··· Supplied data

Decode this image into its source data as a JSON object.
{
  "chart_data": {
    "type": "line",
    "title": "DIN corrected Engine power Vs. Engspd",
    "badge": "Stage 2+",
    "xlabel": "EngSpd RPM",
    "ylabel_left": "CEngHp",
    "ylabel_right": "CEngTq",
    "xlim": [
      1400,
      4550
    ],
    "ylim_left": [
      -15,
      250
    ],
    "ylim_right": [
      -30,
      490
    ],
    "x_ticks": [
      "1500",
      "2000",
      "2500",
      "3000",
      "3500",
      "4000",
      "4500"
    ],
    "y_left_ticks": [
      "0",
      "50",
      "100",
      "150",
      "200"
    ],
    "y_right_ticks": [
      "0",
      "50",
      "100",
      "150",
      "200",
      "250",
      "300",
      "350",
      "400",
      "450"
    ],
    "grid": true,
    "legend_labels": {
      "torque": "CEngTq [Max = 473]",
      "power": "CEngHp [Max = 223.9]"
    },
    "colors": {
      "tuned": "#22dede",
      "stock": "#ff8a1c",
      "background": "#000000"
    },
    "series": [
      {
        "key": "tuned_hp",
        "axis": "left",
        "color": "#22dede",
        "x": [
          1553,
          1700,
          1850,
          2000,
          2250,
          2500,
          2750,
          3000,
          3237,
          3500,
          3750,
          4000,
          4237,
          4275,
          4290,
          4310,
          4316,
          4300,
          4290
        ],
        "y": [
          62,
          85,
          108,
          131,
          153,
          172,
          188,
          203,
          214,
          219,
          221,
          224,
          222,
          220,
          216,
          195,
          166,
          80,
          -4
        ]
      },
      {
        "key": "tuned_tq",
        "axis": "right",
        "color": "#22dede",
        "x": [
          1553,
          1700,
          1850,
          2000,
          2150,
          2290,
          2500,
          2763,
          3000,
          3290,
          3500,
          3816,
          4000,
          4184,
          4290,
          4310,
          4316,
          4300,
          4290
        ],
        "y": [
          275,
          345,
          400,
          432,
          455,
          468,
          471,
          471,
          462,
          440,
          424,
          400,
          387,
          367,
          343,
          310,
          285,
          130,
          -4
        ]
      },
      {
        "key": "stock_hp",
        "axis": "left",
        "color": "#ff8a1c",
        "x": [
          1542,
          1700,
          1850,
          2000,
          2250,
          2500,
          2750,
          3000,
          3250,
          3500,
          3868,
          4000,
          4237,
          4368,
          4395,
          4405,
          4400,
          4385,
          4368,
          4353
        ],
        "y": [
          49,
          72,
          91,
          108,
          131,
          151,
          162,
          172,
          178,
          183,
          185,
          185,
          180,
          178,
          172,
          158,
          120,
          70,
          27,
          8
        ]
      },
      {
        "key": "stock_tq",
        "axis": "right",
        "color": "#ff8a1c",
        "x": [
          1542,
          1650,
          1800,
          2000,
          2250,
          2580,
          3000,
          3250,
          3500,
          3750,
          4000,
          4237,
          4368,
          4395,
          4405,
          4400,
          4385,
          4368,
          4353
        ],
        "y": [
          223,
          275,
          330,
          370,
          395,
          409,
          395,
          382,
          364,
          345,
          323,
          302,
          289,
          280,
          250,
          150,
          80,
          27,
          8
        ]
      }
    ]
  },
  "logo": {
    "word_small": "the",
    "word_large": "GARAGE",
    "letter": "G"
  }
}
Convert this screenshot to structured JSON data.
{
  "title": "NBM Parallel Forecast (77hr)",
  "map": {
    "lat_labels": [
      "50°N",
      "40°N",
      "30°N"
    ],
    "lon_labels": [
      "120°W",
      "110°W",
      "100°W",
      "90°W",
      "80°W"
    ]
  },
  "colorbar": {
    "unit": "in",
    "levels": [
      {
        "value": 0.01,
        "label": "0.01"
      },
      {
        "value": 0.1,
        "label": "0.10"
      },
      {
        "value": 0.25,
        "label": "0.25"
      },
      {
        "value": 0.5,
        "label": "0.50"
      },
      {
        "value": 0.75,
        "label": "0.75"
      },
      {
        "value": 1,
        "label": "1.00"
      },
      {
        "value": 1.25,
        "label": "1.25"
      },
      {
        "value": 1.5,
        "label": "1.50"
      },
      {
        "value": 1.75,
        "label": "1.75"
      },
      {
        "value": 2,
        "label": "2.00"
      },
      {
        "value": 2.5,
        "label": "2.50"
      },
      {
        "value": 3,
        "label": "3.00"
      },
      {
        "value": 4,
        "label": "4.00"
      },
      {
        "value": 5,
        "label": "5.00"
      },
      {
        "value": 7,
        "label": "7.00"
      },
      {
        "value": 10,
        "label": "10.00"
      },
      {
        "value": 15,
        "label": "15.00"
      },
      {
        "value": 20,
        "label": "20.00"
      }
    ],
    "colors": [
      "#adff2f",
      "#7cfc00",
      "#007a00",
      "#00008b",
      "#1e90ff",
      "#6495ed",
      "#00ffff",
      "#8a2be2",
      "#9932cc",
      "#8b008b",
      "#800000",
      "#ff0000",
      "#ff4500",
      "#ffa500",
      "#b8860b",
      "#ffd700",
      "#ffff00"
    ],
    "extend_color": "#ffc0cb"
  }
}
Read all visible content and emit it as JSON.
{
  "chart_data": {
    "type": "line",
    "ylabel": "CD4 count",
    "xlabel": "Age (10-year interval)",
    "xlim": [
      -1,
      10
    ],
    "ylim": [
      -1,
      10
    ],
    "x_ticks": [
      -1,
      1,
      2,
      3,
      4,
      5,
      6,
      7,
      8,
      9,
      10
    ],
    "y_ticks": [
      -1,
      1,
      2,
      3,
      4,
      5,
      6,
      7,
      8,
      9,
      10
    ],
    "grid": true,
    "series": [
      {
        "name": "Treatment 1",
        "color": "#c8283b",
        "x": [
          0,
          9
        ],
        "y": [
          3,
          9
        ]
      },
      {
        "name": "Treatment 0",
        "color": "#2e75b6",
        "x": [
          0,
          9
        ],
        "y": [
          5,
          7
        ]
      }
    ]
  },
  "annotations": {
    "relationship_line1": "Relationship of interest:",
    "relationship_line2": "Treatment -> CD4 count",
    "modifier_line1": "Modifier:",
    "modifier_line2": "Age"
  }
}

······

• Task requirements: Word for word, quote all of the data above.

• Problem solution:
Decode this image into its source data as a JSON object.
{
  "chart_data": {
    "type": "line",
    "title": "DIN corrected Engine power Vs. Engspd",
    "badge": "Stage 2+",
    "xlabel": "EngSpd RPM",
    "ylabel_left": "CEngHp",
    "ylabel_right": "CEngTq",
    "xlim": [
      1400,
      4550
    ],
    "ylim_left": [
      -15,
      250
    ],
    "ylim_right": [
      -30,
      490
    ],
    "x_ticks": [
      "1500",
      "2000",
      "2500",
      "3000",
      "3500",
      "4000",
      "4500"
    ],
    "y_left_ticks": [
      "0",
      "50",
      "100",
      "150",
      "200"
    ],
    "y_right_ticks": [
      "0",
      "50",
      "100",
      "150",
      "200",
      "250",
      "300",
      "350",
      "400",
      "450"
    ],
    "grid": true,
    "legend_labels": {
      "torque": "CEngTq [Max = 473]",
      "power": "CEngHp [Max = 223.9]"
    },
    "colors": {
      "tuned": "#22dede",
      "stock": "#ff8a1c",
      "background": "#000000"
    },
    "series": [
      {
        "key": "tuned_hp",
        "axis": "left",
        "color": "#22dede",
        "x": [
          1553,
          1700,
          1850,
          2000,
          2250,
          2500,
          2750,
          3000,
          3237,
          3500,
          3750,
          4000,
          4237,
          4275,
          4290,
          4310,
          4316,
          4300,
          4290
        ],
        "y": [
          62,
          85,
          108,
          131,
          153,
          172,
          188,
          203,
          214,
          219,
          221,
          224,
          222,
          220,
          216,
          195,
          166,
          80,
          -4
        ]
      },
      {
        "key": "tuned_tq",
        "axis": "right",
        "color": "#22dede",
        "x": [
          1553,
          1700,
          1850,
          2000,
          2150,
          2290,
          2500,
          2763,
          3000,
          3290,
          3500,
          3816,
          4000,
          4184,
          4290,
          4310,
          4316,
          4300,
          4290
        ],
        "y": [
          275,
          345,
          400,
          432,
          455,
          468,
          471,
          471,
          462,
          440,
          424,
          400,
          387,
          367,
          343,
          310,
          285,
          130,
          -4
        ]
      },
      {
        "key": "stock_hp",
        "axis": "left",
        "color": "#ff8a1c",
        "x": [
          1542,
          1700,
          1850,
          2000,
          2250,
          2500,
          2750,
          3000,
          3250,
          3500,
          3868,
          4000,
          4237,
          4368,
          4395,
          4405,
          4400,
          4385,
          4368,
          4353
        ],
        "y": [
          49,
          72,
          91,
          108,
          131,
          151,
          162,
          172,
          178,
          183,
          185,
          185,
          180,
          178,
          172,
          158,
          120,
          70,
          27,
          8
        ]
      },
      {
        "key": "stock_tq",
        "axis": "right",
        "color": "#ff8a1c",
        "x": [
          1542,
          1650,
          1800,
          2000,
          2250,
          2580,
          3000,
          3250,
          3500,
          3750,
          4000,
          4237,
          4368,
          4395,
          4405,
          4400,
          4385,
          4368,
          4353
        ],
        "y": [
          223,
          275,
          330,
          370,
          395,
          409,
          395,
          382,
          364,
          345,
          323,
          302,
          289,
          280,
          250,
          150,
          80,
          27,
          8
        ]
      }
    ]
  },
  "logo": {
    "word_small": "the",
    "word_large": "GARAGE",
    "letter": "G"
  }
}
Convert this screenshot to structured JSON data.
{
  "title": "NBM Parallel Forecast (77hr)",
  "map": {
    "lat_labels": [
      "50°N",
      "40°N",
      "30°N"
    ],
    "lon_labels": [
      "120°W",
      "110°W",
      "100°W",
      "90°W",
      "80°W"
    ]
  },
  "colorbar": {
    "unit": "in",
    "levels": [
      {
        "value": 0.01,
        "label": "0.01"
      },
      {
        "value": 0.1,
        "label": "0.10"
      },
      {
        "value": 0.25,
        "label": "0.25"
      },
      {
        "value": 0.5,
        "label": "0.50"
      },
      {
        "value": 0.75,
        "label": "0.75"
      },
      {
        "value": 1,
        "label": "1.00"
      },
      {
        "value": 1.25,
        "label": "1.25"
      },
      {
        "value": 1.5,
        "label": "1.50"
      },
      {
        "value": 1.75,
        "label": "1.75"
      },
      {
        "value": 2,
        "label": "2.00"
      },
      {
        "value": 2.5,
        "label": "2.50"
      },
      {
        "value": 3,
        "label": "3.00"
      },
      {
        "value": 4,
        "label": "4.00"
      },
      {
        "value": 5,
        "label": "5.00"
      },
      {
        "value": 7,
        "label": "7.00"
      },
      {
        "value": 10,
        "label": "10.00"
      },
      {
        "value": 15,
        "label": "15.00"
      },
      {
        "value": 20,
        "label": "20.00"
      }
    ],
    "colors": [
      "#adff2f",
      "#7cfc00",
      "#007a00",
      "#00008b",
      "#1e90ff",
      "#6495ed",
      "#00ffff",
      "#8a2be2",
      "#9932cc",
      "#8b008b",
      "#800000",
      "#ff0000",
      "#ff4500",
      "#ffa500",
      "#b8860b",
      "#ffd700",
      "#ffff00"
    ],
    "extend_color": "#ffc0cb"
  }
}
Read all visible content and emit it as JSON.
{
  "chart_data": {
    "type": "line",
    "ylabel": "CD4 count",
    "xlabel": "Age (10-year interval)",
    "xlim": [
      -1,
      10
    ],
    "ylim": [
      -1,
      10
    ],
    "x_ticks": [
      -1,
      1,
      2,
      3,
      4,
      5,
      6,
      7,
      8,
      9,
      10
    ],
    "y_ticks": [
      -1,
      1,
      2,
      3,
      4,
      5,
      6,
      7,
      8,
      9,
      10
    ],
    "grid": true,
    "series": [
      {
        "name": "Treatment 1",
        "color": "#c8283b",
        "x": [
          0,
          9
        ],
        "y": [
          3,
          9
        ]
      },
      {
        "name": "Treatment 0",
        "color": "#2e75b6",
        "x": [
          0,
          9
        ],
        "y": [
          5,
          7
        ]
      }
    ]
  },
  "annotations": {
    "relationship_line1": "Relationship of interest:",
    "relationship_line2": "Treatment -> CD4 count",
    "modifier_line1": "Modifier:",
    "modifier_line2": "Age"
  }
}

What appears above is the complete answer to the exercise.